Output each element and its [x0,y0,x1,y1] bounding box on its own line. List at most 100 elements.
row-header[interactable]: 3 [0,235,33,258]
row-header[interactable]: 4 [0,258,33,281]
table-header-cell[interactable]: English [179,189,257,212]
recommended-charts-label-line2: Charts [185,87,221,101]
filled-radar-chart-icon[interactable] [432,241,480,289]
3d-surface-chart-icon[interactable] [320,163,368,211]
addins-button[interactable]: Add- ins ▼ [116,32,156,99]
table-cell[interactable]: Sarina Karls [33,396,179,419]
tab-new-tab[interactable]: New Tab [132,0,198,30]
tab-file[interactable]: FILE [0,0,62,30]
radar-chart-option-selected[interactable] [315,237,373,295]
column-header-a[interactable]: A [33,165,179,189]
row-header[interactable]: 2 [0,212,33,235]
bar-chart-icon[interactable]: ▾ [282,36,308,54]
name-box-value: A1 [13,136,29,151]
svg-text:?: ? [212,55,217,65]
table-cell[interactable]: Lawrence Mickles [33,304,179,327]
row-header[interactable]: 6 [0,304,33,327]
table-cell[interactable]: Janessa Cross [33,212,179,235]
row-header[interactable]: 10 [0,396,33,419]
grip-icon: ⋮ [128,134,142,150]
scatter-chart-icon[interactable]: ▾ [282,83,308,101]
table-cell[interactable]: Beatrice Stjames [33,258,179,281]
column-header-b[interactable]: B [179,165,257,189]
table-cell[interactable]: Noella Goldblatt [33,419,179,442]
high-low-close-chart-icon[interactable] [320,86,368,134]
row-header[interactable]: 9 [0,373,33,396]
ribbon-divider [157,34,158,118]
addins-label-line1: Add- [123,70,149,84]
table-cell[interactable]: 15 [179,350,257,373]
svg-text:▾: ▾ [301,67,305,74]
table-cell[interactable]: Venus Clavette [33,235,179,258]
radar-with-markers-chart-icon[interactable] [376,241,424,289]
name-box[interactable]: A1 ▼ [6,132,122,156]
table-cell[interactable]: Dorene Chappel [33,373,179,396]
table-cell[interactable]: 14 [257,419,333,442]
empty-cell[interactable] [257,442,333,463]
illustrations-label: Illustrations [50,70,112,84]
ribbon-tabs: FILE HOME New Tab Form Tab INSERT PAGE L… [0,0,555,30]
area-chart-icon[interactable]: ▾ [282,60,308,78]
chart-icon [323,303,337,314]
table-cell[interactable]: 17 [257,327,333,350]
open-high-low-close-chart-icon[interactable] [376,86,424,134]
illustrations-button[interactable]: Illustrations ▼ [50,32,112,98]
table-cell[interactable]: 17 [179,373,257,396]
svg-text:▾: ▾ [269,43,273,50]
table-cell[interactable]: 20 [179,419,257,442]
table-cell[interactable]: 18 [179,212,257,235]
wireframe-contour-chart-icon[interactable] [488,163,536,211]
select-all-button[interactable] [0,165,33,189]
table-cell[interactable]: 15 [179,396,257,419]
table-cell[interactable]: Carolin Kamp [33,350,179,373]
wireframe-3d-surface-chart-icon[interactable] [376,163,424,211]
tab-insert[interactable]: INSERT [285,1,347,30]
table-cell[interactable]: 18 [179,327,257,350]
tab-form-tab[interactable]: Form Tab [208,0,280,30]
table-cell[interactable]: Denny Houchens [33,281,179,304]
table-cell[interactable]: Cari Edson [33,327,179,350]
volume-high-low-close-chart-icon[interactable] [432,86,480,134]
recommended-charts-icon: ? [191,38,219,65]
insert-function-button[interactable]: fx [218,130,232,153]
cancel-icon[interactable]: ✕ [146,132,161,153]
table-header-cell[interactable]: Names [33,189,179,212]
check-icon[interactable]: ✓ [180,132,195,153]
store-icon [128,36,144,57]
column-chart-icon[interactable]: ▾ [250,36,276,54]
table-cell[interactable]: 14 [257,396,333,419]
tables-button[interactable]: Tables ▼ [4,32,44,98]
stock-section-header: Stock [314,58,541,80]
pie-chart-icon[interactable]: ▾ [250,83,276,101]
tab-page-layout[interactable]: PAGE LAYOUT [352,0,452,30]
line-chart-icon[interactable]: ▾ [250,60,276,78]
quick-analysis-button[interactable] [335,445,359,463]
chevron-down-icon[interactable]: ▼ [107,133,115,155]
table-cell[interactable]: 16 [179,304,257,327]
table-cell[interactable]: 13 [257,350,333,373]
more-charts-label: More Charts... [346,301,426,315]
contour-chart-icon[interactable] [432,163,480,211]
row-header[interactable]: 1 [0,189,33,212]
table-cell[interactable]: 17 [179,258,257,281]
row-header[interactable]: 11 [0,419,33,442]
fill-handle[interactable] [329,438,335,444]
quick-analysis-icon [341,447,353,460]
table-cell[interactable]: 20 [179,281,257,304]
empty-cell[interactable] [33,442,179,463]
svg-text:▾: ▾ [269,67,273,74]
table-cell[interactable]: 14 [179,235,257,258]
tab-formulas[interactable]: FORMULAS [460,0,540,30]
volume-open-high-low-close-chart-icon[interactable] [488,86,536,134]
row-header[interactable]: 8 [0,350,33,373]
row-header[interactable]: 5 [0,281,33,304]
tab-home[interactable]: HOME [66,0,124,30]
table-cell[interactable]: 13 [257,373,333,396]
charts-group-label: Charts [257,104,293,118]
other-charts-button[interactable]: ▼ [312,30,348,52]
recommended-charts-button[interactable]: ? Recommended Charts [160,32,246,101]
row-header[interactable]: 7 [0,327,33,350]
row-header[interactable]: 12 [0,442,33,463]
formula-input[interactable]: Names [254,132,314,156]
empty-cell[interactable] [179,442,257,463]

☆ ☆ ☆ ☆ ☆

WORK REQUIRED
Gather each line of the data above that contains the string "high".

SOLUTION TO THIS PROBLEM
high-low-close-chart-icon[interactable] [320,86,368,134]
open-high-low-close-chart-icon[interactable] [376,86,424,134]
volume-high-low-close-chart-icon[interactable] [432,86,480,134]
volume-open-high-low-close-chart-icon[interactable] [488,86,536,134]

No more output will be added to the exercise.